* **Given information**:
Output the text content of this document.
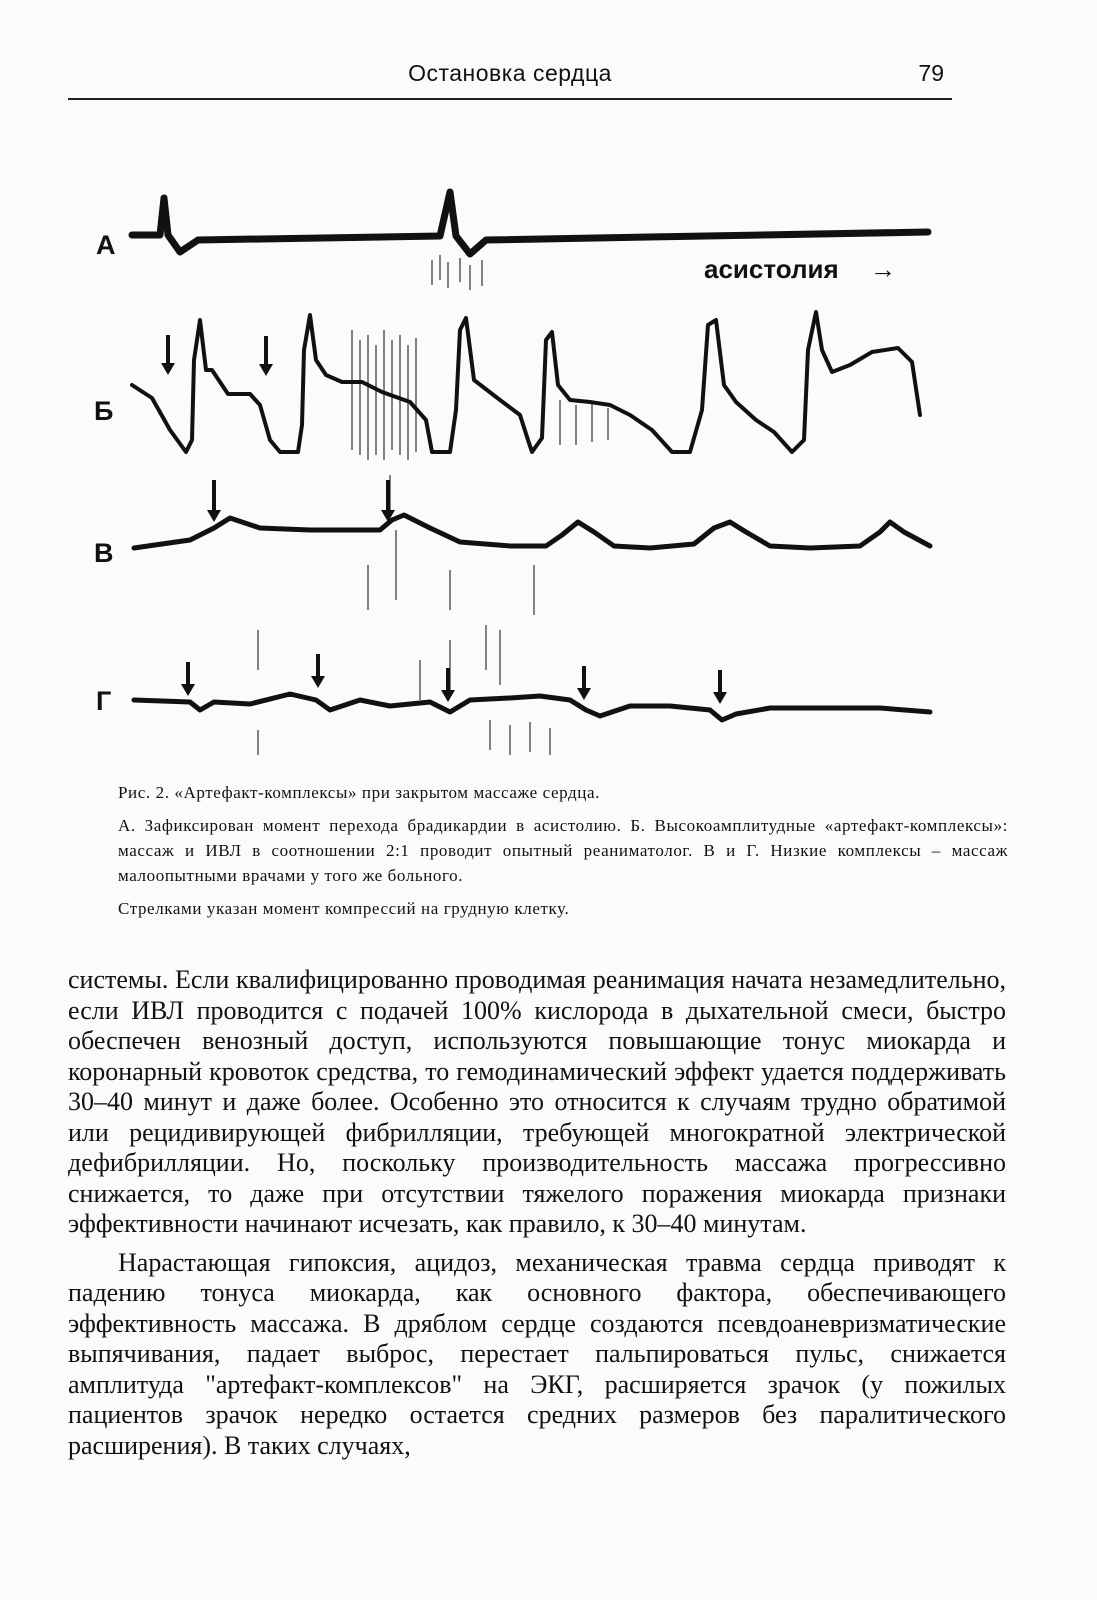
Остановка сердца	79
А
асистолия →
Б
В
Г

Рис. 2. «Артефакт-комплексы» при закрытом массаже сердца.

А. Зафиксирован момент перехода брадикардии в асистолию. Б. Высокоамплитудные «артефакт-комплексы»: массаж и ИВЛ в соотношении 2:1 проводит опытный реаниматолог. В и Г. Низкие комплексы – массаж малоопытными врачами у того же больного.

Стрелками указан момент компрессий на грудную клетку.

системы. Если квалифицированно проводимая реанимация начата незамедлительно, если ИВЛ проводится с подачей 100% кислорода в дыхательной смеси, быстро обеспечен венозный доступ, используются повышающие тонус миокарда и коронарный кровоток средства, то гемодинамический эффект удается поддерживать 30–40 минут и даже более. Особенно это относится к случаям трудно обратимой или рецидивирующей фибрилляции, требующей многократной электрической дефибрилляции. Но, поскольку производительность массажа прогрессивно снижается, то даже при отсутствии тяжелого поражения миокарда признаки эффективности начинают исчезать, как правило, к 30–40 минутам.

Нарастающая гипоксия, ацидоз, механическая травма сердца приводят к падению тонуса миокарда, как основного фактора, обеспечивающего эффективность массажа. В дряблом сердце создаются псевдоаневризматические выпячивания, падает выброс, перестает пальпироваться пульс, снижается амплитуда "артефакт-комплексов" на ЭКГ, расширяется зрачок (у пожилых пациентов зрачок нередко остается средних размеров без паралитического расширения). В таких случаях,
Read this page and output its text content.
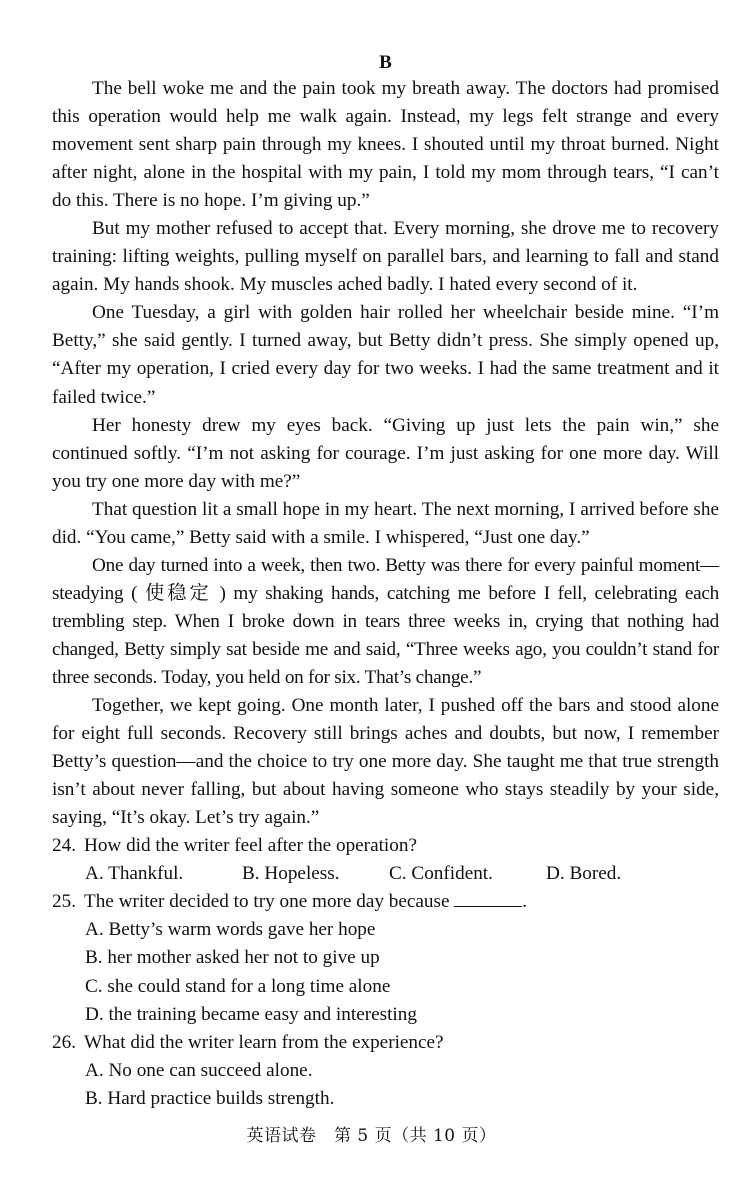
B

The bell woke me and the pain took my breath away. The doctors had promised this operation would help me walk again. Instead, my legs felt strange and every movement sent sharp pain through my knees. I shouted until my throat burned. Night after night, alone in the hospital with my pain, I told my mom through tears, “I can’t do this. There is no hope. I’m giving up.”

But my mother refused to accept that. Every morning, she drove me to recovery training: lifting weights, pulling myself on parallel bars, and learning to fall and stand again. My hands shook. My muscles ached badly. I hated every second of it.

One Tuesday, a girl with golden hair rolled her wheelchair beside mine. “I’m Betty,” she said gently. I turned away, but Betty didn’t press. She simply opened up, “After my operation, I cried every day for two weeks. I had the same treatment and it failed twice.”

Her honesty drew my eyes back. “Giving up just lets the pain win,” she continued softly. “I’m not asking for courage. I’m just asking for one more day. Will you try one more day with me?”

That question lit a small hope in my heart. The next morning, I arrived before she did. “You came,” Betty said with a smile. I whispered, “Just one day.”

One day turned into a week, then two. Betty was there for every painful moment—steadying ( 使稳定 ) my shaking hands, catching me before I fell, celebrating each trembling step. When I broke down in tears three weeks in, crying that nothing had changed, Betty simply sat beside me and said, “Three weeks ago, you couldn’t stand for three seconds. Today, you held on for six. That’s change.”

Together, we kept going. One month later, I pushed off the bars and stood alone for eight full seconds. Recovery still brings aches and doubts, but now, I remember Betty’s question—and the choice to try one more day. She taught me that true strength isn’t about never falling, but about having someone who stays steadily by your side, saying, “It’s okay. Let’s try again.”

24. How did the writer feel after the operation?
A. Thankful.	B. Hopeless.	C. Confident.	D. Bored.
25. The writer decided to try one more day because	.
A. Betty’s warm words gave her hope
B. her mother asked her not to give up
C. she could stand for a long time alone
D. the training became easy and interesting
26. What did the writer learn from the experience?
A. No one can succeed alone.
B. Hard practice builds strength.
英语试卷　第 5 页（共 10 页）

* **Set exercise**: In the listing above, find the lines holding the word "text" and copy them.

* **Result of this task**:
Output the text content of this document.
Read this page and output its text content.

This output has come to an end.